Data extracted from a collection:
# # # #
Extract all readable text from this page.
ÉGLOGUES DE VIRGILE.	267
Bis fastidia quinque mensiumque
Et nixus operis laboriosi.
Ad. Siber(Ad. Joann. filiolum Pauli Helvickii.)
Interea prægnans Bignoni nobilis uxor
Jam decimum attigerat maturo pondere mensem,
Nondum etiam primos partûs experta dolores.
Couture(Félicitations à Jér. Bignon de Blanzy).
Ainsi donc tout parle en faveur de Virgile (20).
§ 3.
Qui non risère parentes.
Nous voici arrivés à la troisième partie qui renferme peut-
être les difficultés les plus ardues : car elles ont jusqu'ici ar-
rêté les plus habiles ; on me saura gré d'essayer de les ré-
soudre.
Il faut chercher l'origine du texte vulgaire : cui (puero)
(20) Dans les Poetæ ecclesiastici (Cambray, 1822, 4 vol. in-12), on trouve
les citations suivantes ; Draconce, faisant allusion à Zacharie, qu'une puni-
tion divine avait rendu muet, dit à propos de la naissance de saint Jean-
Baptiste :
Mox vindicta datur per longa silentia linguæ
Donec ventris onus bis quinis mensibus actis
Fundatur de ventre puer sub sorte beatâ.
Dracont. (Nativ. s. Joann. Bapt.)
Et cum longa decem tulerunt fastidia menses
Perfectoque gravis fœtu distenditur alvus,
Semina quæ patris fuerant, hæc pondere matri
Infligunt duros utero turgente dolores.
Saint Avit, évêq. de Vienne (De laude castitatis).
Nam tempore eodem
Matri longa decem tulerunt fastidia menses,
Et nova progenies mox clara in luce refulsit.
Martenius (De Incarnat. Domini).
# # # #
DO THIS: Without changing a word, restate the whole listing.

RESULT OF THIS TASK:
Extract all readable text from this page.
ÉGLOGUES DE VIRGILE.	267
Bis fastidia quinque mensiumque
Et nixus operis laboriosi.
Ad. Siber(Ad. Joann. filiolum Pauli Helvickii.)
Interea prægnans Bignoni nobilis uxor
Jam decimum attigerat maturo pondere mensem,
Nondum etiam primos partûs experta dolores.
Couture(Félicitations à Jér. Bignon de Blanzy).
Ainsi donc tout parle en faveur de Virgile (20).
§ 3.
Qui non risère parentes.
Nous voici arrivés à la troisième partie qui renferme peut-
être les difficultés les plus ardues : car elles ont jusqu'ici ar-
rêté les plus habiles ; on me saura gré d'essayer de les ré-
soudre.
Il faut chercher l'origine du texte vulgaire : cui (puero)
(20) Dans les Poetæ ecclesiastici (Cambray, 1822, 4 vol. in-12), on trouve
les citations suivantes ; Draconce, faisant allusion à Zacharie, qu'une puni-
tion divine avait rendu muet, dit à propos de la naissance de saint Jean-
Baptiste :
Mox vindicta datur per longa silentia linguæ
Donec ventris onus bis quinis mensibus actis
Fundatur de ventre puer sub sorte beatâ.
Dracont. (Nativ. s. Joann. Bapt.)
Et cum longa decem tulerunt fastidia menses
Perfectoque gravis fœtu distenditur alvus,
Semina quæ patris fuerant, hæc pondere matri
Infligunt duros utero turgente dolores.
Saint Avit, évêq. de Vienne (De laude castitatis).
Nam tempore eodem
Matri longa decem tulerunt fastidia menses,
Et nova progenies mox clara in luce refulsit.
Martenius (De Incarnat. Domini).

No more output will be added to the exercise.